Count how many lines hold the word "있습니다" and give that number as the whole answer.

╔══

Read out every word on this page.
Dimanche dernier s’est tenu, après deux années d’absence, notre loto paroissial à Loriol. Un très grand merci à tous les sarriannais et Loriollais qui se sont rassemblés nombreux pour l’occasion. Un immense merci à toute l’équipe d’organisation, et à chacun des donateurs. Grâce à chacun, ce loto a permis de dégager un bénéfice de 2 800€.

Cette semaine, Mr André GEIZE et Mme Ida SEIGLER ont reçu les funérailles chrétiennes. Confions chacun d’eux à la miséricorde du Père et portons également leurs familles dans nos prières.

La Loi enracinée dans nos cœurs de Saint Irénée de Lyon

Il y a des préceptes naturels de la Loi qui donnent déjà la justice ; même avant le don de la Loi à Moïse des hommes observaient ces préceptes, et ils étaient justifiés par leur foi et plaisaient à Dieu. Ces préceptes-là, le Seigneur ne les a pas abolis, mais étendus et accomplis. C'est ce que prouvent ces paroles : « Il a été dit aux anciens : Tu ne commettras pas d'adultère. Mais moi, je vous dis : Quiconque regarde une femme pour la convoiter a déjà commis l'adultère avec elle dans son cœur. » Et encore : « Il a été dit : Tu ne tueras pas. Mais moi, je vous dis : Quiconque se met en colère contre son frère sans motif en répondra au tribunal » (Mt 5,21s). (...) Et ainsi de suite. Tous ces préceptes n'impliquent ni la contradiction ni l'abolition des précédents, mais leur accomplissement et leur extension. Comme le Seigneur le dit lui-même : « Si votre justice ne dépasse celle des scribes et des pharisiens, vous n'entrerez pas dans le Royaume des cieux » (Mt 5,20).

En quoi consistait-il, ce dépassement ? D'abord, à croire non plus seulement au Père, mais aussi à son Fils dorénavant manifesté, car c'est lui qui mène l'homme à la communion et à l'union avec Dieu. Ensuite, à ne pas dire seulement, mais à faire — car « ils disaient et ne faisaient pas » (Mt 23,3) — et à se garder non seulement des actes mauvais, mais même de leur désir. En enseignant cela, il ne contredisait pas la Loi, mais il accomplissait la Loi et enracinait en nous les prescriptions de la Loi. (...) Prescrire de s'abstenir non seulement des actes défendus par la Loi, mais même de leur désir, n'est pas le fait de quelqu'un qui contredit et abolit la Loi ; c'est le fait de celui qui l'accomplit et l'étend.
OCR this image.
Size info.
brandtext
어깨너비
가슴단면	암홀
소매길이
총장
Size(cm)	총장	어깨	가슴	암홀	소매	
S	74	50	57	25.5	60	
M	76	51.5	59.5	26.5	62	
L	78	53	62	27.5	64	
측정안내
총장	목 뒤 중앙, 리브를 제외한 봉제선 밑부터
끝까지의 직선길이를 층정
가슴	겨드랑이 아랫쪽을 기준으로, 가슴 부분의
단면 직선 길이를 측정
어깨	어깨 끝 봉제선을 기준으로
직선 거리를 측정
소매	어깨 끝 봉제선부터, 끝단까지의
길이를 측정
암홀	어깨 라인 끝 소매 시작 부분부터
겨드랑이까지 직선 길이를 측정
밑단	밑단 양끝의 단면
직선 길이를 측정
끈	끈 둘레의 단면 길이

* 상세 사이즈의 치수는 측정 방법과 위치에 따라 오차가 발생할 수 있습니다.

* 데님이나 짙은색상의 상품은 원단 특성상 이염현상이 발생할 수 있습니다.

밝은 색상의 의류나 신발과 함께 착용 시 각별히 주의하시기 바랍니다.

╚══

Output of the task ▸ 2